Data items:
********

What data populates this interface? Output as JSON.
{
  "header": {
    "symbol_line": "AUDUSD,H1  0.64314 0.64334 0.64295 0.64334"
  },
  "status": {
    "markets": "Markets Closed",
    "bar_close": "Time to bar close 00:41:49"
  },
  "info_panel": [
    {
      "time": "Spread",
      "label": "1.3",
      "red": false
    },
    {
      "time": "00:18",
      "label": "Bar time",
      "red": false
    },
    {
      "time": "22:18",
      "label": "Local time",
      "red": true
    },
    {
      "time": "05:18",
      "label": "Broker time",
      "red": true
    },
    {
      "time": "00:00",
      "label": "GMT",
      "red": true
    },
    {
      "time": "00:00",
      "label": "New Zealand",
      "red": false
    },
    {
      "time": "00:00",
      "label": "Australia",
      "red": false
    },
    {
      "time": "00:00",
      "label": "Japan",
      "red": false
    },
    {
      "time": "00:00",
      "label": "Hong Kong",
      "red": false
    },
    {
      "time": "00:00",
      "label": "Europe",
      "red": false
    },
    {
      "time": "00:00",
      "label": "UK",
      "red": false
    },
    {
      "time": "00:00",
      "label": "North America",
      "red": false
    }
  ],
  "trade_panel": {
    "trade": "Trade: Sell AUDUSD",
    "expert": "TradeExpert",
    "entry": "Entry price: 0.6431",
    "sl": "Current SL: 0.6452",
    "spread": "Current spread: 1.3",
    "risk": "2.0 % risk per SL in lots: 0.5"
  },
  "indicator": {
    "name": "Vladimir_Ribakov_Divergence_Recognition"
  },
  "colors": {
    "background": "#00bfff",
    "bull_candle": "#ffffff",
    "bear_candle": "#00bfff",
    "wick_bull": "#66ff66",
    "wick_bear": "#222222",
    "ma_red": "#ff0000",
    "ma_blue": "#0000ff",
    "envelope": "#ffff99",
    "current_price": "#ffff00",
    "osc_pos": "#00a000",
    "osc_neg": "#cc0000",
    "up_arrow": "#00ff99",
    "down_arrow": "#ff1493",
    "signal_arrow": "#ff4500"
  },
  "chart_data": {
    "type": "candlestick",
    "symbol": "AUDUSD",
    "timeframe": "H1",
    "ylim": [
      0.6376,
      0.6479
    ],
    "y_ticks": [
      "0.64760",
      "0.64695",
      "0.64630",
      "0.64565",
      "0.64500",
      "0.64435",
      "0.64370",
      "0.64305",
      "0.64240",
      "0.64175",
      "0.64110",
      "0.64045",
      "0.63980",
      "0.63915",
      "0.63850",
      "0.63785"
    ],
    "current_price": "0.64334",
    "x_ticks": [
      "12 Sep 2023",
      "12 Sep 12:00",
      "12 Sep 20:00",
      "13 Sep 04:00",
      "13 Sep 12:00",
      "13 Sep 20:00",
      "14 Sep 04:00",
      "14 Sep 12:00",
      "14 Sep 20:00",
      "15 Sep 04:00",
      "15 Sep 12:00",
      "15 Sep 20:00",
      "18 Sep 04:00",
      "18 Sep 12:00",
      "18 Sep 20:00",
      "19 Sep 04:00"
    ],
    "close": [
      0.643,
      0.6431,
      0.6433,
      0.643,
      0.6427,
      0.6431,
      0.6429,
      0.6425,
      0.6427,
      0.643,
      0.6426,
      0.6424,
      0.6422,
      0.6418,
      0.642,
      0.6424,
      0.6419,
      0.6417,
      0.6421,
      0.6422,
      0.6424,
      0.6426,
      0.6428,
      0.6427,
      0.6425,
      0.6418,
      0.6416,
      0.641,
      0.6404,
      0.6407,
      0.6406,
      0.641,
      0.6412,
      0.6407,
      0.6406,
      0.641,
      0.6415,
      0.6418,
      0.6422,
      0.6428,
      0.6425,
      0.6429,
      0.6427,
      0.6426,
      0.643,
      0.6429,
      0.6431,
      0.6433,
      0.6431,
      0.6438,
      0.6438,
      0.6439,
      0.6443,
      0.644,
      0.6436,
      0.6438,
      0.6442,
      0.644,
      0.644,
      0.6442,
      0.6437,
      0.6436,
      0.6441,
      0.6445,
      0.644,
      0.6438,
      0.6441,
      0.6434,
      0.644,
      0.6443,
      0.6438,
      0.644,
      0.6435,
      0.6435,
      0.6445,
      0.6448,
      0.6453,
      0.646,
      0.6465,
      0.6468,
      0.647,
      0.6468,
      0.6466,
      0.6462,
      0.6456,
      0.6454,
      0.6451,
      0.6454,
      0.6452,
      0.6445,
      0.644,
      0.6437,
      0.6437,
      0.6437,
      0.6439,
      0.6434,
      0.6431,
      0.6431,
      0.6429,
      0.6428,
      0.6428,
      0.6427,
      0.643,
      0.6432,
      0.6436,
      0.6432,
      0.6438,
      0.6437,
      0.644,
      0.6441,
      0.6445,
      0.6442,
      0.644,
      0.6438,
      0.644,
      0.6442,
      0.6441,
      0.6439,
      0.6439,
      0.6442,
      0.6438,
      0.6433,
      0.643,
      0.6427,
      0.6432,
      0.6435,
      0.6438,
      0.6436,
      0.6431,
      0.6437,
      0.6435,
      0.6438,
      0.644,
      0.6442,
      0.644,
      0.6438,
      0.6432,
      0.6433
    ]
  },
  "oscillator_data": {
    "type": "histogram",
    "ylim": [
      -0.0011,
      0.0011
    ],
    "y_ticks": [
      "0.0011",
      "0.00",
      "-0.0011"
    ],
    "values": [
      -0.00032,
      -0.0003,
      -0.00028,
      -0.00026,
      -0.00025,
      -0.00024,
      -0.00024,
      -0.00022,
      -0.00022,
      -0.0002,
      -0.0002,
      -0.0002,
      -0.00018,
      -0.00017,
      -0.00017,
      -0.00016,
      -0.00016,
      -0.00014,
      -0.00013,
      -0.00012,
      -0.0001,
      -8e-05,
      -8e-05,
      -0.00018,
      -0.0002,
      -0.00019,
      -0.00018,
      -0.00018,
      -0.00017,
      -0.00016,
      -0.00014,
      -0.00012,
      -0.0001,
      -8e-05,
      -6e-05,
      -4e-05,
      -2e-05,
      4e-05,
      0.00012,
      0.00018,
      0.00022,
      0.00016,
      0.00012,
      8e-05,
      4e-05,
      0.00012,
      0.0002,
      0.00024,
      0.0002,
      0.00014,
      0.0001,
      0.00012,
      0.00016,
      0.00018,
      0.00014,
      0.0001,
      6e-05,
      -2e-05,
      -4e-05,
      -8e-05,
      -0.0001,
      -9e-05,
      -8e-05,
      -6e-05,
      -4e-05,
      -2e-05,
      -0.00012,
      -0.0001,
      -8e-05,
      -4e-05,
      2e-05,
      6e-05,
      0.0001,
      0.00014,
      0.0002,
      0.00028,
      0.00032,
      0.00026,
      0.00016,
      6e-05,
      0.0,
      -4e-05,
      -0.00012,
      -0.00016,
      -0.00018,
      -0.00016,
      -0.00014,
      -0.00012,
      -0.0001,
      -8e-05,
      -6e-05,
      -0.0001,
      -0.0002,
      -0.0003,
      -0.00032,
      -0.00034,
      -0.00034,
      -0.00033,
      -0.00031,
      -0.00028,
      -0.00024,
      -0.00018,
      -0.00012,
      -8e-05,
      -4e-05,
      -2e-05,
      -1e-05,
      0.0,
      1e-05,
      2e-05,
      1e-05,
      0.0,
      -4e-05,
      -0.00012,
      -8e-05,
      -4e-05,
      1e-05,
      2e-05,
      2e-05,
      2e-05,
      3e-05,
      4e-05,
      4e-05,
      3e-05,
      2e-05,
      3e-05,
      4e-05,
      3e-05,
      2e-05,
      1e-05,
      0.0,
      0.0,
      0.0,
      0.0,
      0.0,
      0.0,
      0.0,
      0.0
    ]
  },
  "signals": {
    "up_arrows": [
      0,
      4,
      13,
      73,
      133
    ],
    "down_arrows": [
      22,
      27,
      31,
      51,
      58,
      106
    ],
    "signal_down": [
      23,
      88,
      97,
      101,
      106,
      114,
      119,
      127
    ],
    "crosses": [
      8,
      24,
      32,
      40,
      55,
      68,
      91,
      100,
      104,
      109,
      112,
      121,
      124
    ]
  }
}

********

# WHAT TO PRODUCE
In the entries above, some lines may contain the string "AUDUSD"; report how many, without additional comment.

# EXPECTED OUTPUT
3